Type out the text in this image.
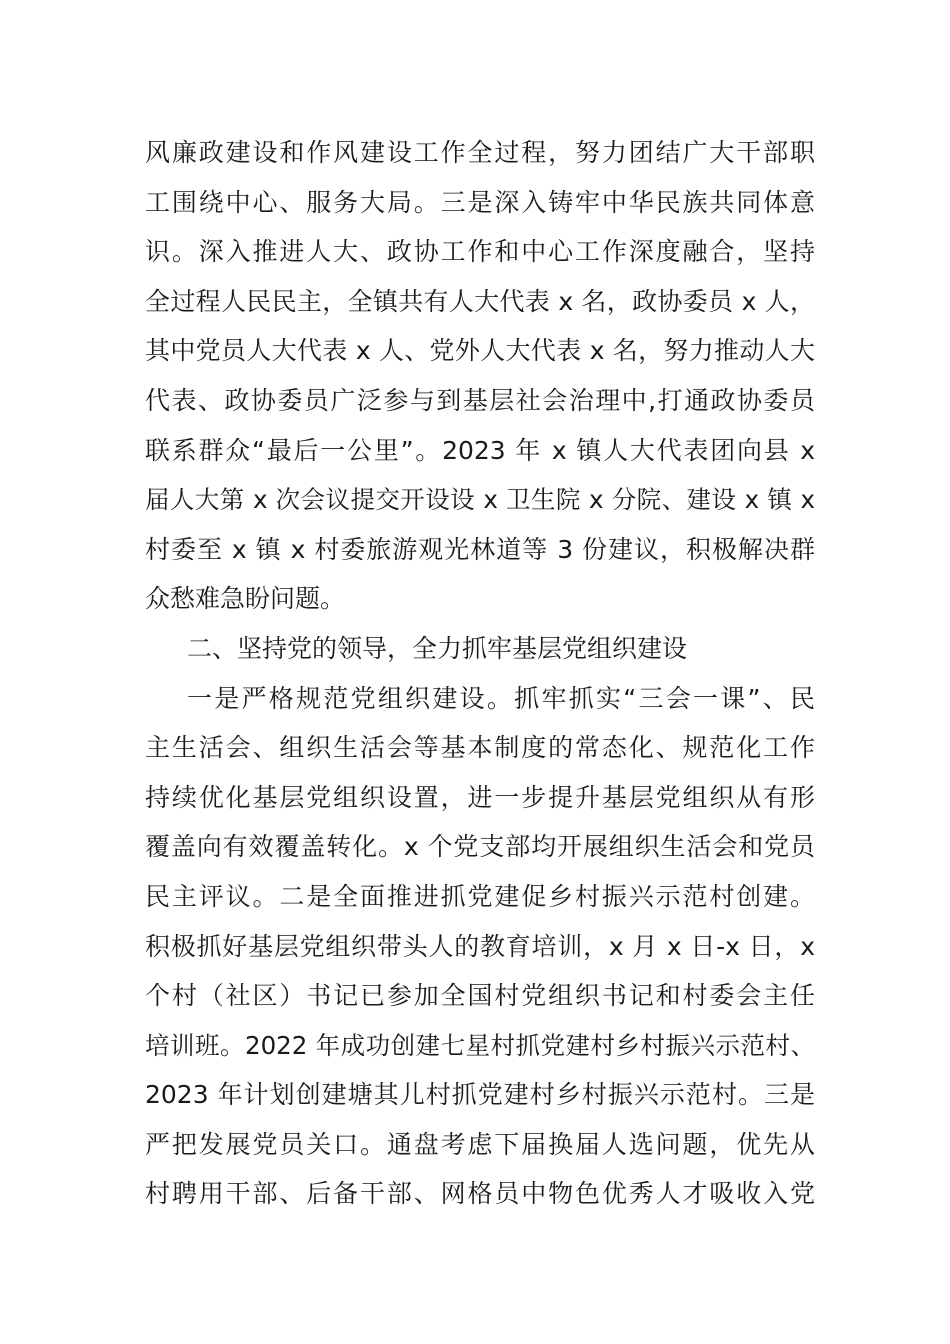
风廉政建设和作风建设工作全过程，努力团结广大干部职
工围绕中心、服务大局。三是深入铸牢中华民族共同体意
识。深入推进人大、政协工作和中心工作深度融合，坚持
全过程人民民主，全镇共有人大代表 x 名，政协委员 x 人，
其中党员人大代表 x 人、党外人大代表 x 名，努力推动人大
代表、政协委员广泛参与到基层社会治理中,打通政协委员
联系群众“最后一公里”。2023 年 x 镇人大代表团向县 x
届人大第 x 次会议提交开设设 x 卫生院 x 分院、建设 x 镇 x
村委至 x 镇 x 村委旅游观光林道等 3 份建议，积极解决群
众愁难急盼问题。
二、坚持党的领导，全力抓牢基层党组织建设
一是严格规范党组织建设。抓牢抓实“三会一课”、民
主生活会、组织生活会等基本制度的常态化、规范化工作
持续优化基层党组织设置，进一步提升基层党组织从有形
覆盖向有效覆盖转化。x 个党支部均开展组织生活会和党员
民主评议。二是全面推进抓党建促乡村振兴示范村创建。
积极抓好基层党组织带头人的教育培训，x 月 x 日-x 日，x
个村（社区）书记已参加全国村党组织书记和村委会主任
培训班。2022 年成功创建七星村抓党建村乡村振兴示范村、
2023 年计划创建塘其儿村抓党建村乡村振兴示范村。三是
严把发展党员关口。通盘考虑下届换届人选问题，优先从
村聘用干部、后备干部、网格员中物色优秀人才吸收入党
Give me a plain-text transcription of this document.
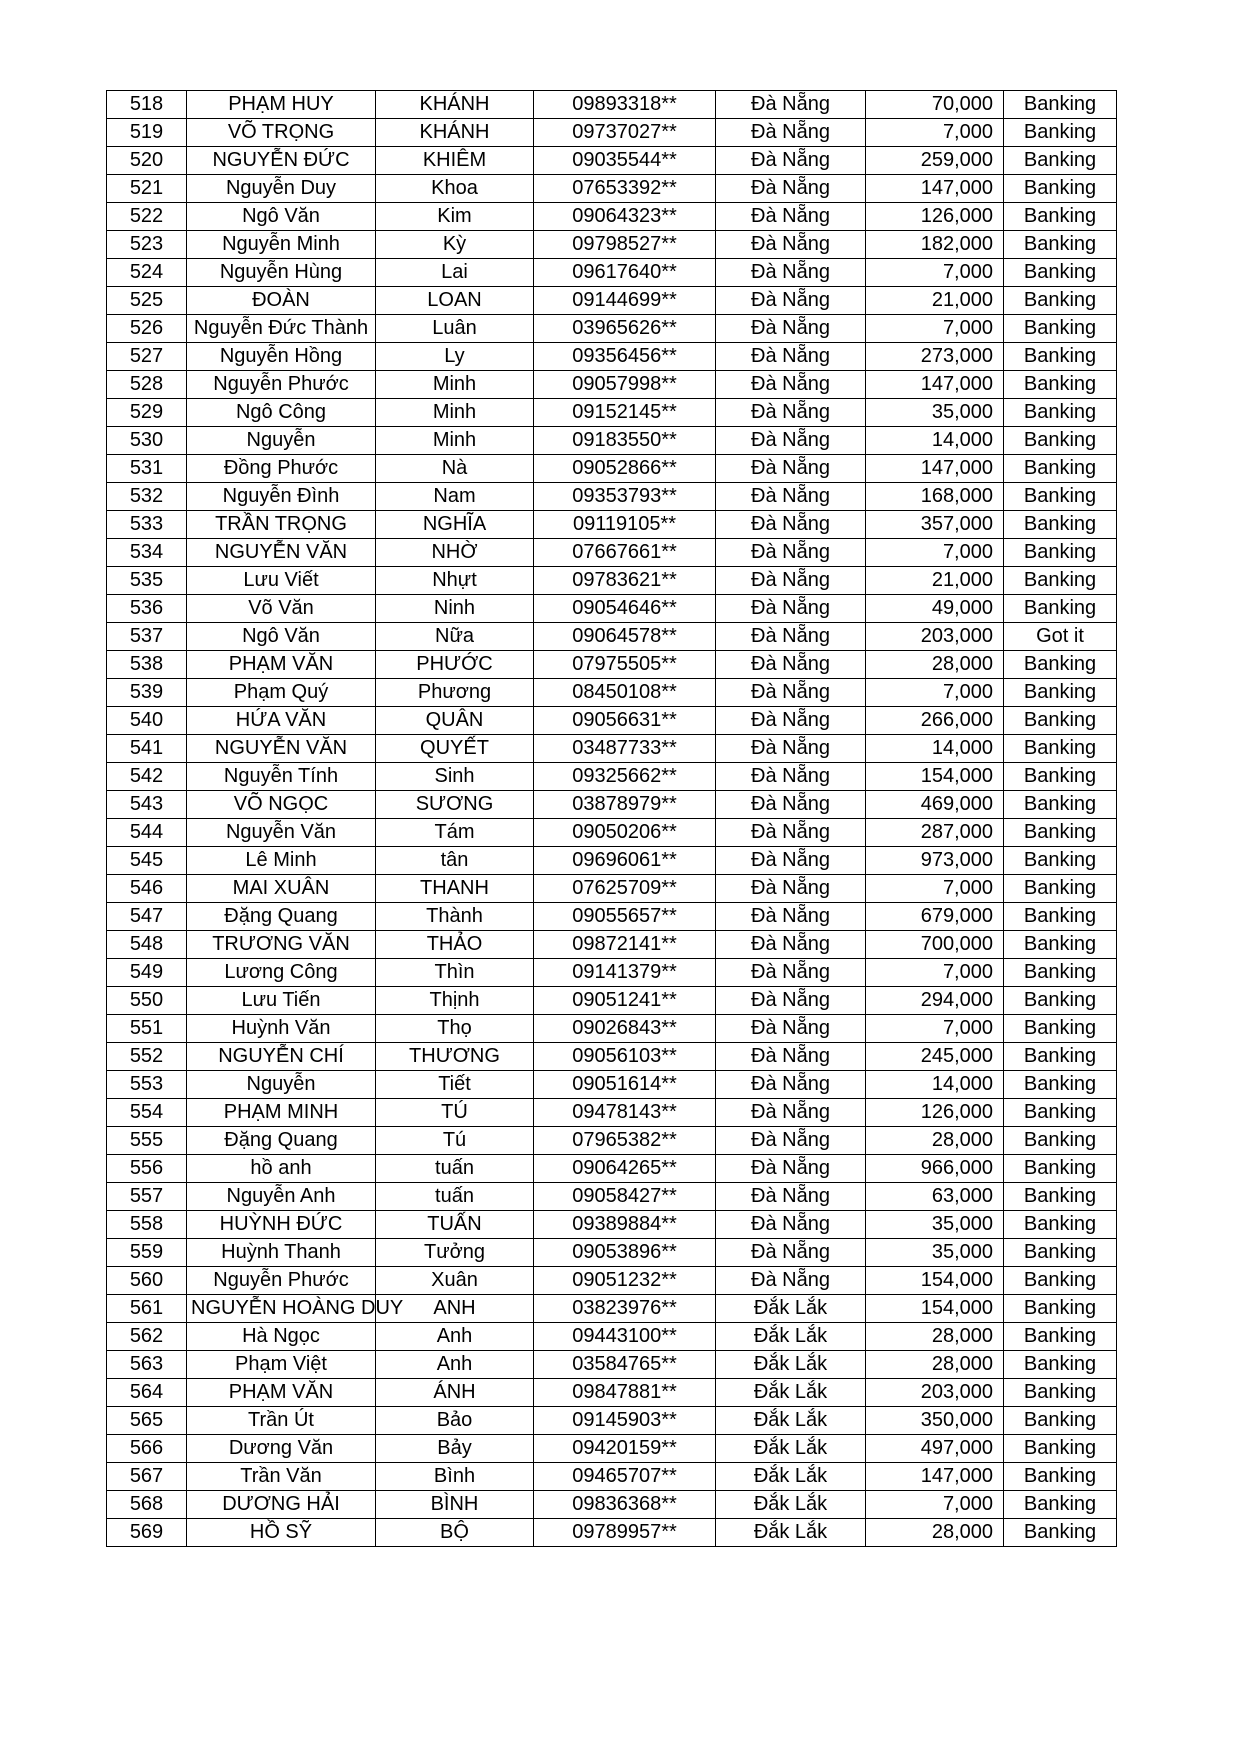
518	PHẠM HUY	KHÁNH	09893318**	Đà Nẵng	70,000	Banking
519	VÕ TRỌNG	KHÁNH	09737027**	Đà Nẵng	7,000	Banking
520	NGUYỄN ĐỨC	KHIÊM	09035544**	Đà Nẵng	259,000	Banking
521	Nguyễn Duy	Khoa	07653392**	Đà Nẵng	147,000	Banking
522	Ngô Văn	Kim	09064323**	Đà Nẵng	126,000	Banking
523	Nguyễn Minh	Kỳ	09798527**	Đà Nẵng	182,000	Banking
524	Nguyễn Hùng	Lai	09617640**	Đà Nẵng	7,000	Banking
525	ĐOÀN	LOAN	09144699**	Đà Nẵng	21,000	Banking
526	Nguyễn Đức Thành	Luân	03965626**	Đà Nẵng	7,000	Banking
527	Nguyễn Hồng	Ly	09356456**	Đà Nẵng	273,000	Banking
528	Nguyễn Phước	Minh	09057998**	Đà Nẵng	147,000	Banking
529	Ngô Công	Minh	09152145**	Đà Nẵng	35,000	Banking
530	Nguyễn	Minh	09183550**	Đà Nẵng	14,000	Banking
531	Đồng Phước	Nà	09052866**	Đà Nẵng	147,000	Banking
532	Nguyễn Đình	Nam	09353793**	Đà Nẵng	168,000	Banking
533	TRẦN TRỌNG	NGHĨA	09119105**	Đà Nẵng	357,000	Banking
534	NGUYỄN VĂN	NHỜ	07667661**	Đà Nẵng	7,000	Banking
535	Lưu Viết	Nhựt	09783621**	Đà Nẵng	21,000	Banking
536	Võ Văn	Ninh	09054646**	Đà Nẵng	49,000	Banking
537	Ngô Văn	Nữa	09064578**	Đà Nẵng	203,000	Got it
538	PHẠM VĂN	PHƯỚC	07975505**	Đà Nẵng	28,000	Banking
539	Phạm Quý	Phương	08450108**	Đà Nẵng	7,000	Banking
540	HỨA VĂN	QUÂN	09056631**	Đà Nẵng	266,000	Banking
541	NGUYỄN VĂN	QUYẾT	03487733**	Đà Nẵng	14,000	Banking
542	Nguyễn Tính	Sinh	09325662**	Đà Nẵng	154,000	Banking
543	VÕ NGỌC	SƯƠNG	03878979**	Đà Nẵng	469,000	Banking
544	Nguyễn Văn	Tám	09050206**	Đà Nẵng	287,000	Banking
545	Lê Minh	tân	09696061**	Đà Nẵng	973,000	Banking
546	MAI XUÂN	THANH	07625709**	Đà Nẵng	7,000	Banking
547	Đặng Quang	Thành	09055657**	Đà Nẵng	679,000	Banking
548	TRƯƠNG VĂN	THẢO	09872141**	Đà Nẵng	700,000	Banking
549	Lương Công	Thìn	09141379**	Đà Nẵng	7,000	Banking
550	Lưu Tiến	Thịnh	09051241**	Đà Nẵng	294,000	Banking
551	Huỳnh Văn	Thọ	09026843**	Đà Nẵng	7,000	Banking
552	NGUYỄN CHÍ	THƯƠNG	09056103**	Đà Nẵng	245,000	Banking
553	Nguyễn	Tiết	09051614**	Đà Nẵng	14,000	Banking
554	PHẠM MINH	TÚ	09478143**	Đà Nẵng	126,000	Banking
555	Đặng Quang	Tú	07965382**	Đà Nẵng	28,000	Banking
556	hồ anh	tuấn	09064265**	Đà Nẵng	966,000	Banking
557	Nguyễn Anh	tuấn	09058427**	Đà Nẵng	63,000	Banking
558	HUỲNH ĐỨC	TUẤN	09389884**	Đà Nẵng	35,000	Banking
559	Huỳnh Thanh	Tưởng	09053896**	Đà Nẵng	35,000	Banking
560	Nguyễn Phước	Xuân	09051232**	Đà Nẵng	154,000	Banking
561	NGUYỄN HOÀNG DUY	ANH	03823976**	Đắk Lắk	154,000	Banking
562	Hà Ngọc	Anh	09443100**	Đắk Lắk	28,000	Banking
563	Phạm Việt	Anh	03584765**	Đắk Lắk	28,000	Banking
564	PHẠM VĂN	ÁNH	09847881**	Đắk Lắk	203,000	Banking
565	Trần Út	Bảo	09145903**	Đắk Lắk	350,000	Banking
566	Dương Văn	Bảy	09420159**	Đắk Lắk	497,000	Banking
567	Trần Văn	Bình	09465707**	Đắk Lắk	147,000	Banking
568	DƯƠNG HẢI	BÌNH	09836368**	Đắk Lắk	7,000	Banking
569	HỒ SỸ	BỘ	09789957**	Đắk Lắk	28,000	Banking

● Directions for this task: All of the entries above should be duplicated exactly, except for the pictures.

● Answer to this exercise:
Type out the text in this image.
风廉政建设和作风建设工作全过程，努力团结广大干部职
工围绕中心、服务大局。三是深入铸牢中华民族共同体意
识。深入推进人大、政协工作和中心工作深度融合，坚持
全过程人民民主，全镇共有人大代表 x 名，政协委员 x 人，
其中党员人大代表 x 人、党外人大代表 x 名，努力推动人大
代表、政协委员广泛参与到基层社会治理中,打通政协委员
联系群众“最后一公里”。2023 年 x 镇人大代表团向县 x
届人大第 x 次会议提交开设设 x 卫生院 x 分院、建设 x 镇 x
村委至 x 镇 x 村委旅游观光林道等 3 份建议，积极解决群
众愁难急盼问题。
二、坚持党的领导，全力抓牢基层党组织建设
一是严格规范党组织建设。抓牢抓实“三会一课”、民
主生活会、组织生活会等基本制度的常态化、规范化工作
持续优化基层党组织设置，进一步提升基层党组织从有形
覆盖向有效覆盖转化。x 个党支部均开展组织生活会和党员
民主评议。二是全面推进抓党建促乡村振兴示范村创建。
积极抓好基层党组织带头人的教育培训，x 月 x 日-x 日，x
个村（社区）书记已参加全国村党组织书记和村委会主任
培训班。2022 年成功创建七星村抓党建村乡村振兴示范村、
2023 年计划创建塘其儿村抓党建村乡村振兴示范村。三是
严把发展党员关口。通盘考虑下届换届人选问题，优先从
村聘用干部、后备干部、网格员中物色优秀人才吸收入党
Give me a plain-text transcription of this document.
518	PHẠM HUY	KHÁNH	09893318**	Đà Nẵng	70,000	Banking
519	VÕ TRỌNG	KHÁNH	09737027**	Đà Nẵng	7,000	Banking
520	NGUYỄN ĐỨC	KHIÊM	09035544**	Đà Nẵng	259,000	Banking
521	Nguyễn Duy	Khoa	07653392**	Đà Nẵng	147,000	Banking
522	Ngô Văn	Kim	09064323**	Đà Nẵng	126,000	Banking
523	Nguyễn Minh	Kỳ	09798527**	Đà Nẵng	182,000	Banking
524	Nguyễn Hùng	Lai	09617640**	Đà Nẵng	7,000	Banking
525	ĐOÀN	LOAN	09144699**	Đà Nẵng	21,000	Banking
526	Nguyễn Đức Thành	Luân	03965626**	Đà Nẵng	7,000	Banking
527	Nguyễn Hồng	Ly	09356456**	Đà Nẵng	273,000	Banking
528	Nguyễn Phước	Minh	09057998**	Đà Nẵng	147,000	Banking
529	Ngô Công	Minh	09152145**	Đà Nẵng	35,000	Banking
530	Nguyễn	Minh	09183550**	Đà Nẵng	14,000	Banking
531	Đồng Phước	Nà	09052866**	Đà Nẵng	147,000	Banking
532	Nguyễn Đình	Nam	09353793**	Đà Nẵng	168,000	Banking
533	TRẦN TRỌNG	NGHĨA	09119105**	Đà Nẵng	357,000	Banking
534	NGUYỄN VĂN	NHỜ	07667661**	Đà Nẵng	7,000	Banking
535	Lưu Viết	Nhựt	09783621**	Đà Nẵng	21,000	Banking
536	Võ Văn	Ninh	09054646**	Đà Nẵng	49,000	Banking
537	Ngô Văn	Nữa	09064578**	Đà Nẵng	203,000	Got it
538	PHẠM VĂN	PHƯỚC	07975505**	Đà Nẵng	28,000	Banking
539	Phạm Quý	Phương	08450108**	Đà Nẵng	7,000	Banking
540	HỨA VĂN	QUÂN	09056631**	Đà Nẵng	266,000	Banking
541	NGUYỄN VĂN	QUYẾT	03487733**	Đà Nẵng	14,000	Banking
542	Nguyễn Tính	Sinh	09325662**	Đà Nẵng	154,000	Banking
543	VÕ NGỌC	SƯƠNG	03878979**	Đà Nẵng	469,000	Banking
544	Nguyễn Văn	Tám	09050206**	Đà Nẵng	287,000	Banking
545	Lê Minh	tân	09696061**	Đà Nẵng	973,000	Banking
546	MAI XUÂN	THANH	07625709**	Đà Nẵng	7,000	Banking
547	Đặng Quang	Thành	09055657**	Đà Nẵng	679,000	Banking
548	TRƯƠNG VĂN	THẢO	09872141**	Đà Nẵng	700,000	Banking
549	Lương Công	Thìn	09141379**	Đà Nẵng	7,000	Banking
550	Lưu Tiến	Thịnh	09051241**	Đà Nẵng	294,000	Banking
551	Huỳnh Văn	Thọ	09026843**	Đà Nẵng	7,000	Banking
552	NGUYỄN CHÍ	THƯƠNG	09056103**	Đà Nẵng	245,000	Banking
553	Nguyễn	Tiết	09051614**	Đà Nẵng	14,000	Banking
554	PHẠM MINH	TÚ	09478143**	Đà Nẵng	126,000	Banking
555	Đặng Quang	Tú	07965382**	Đà Nẵng	28,000	Banking
556	hồ anh	tuấn	09064265**	Đà Nẵng	966,000	Banking
557	Nguyễn Anh	tuấn	09058427**	Đà Nẵng	63,000	Banking
558	HUỲNH ĐỨC	TUẤN	09389884**	Đà Nẵng	35,000	Banking
559	Huỳnh Thanh	Tưởng	09053896**	Đà Nẵng	35,000	Banking
560	Nguyễn Phước	Xuân	09051232**	Đà Nẵng	154,000	Banking
561	NGUYỄN HOÀNG DUY	ANH	03823976**	Đắk Lắk	154,000	Banking
562	Hà Ngọc	Anh	09443100**	Đắk Lắk	28,000	Banking
563	Phạm Việt	Anh	03584765**	Đắk Lắk	28,000	Banking
564	PHẠM VĂN	ÁNH	09847881**	Đắk Lắk	203,000	Banking
565	Trần Út	Bảo	09145903**	Đắk Lắk	350,000	Banking
566	Dương Văn	Bảy	09420159**	Đắk Lắk	497,000	Banking
567	Trần Văn	Bình	09465707**	Đắk Lắk	147,000	Banking
568	DƯƠNG HẢI	BÌNH	09836368**	Đắk Lắk	7,000	Banking
569	HỒ SỸ	BỘ	09789957**	Đắk Lắk	28,000	Banking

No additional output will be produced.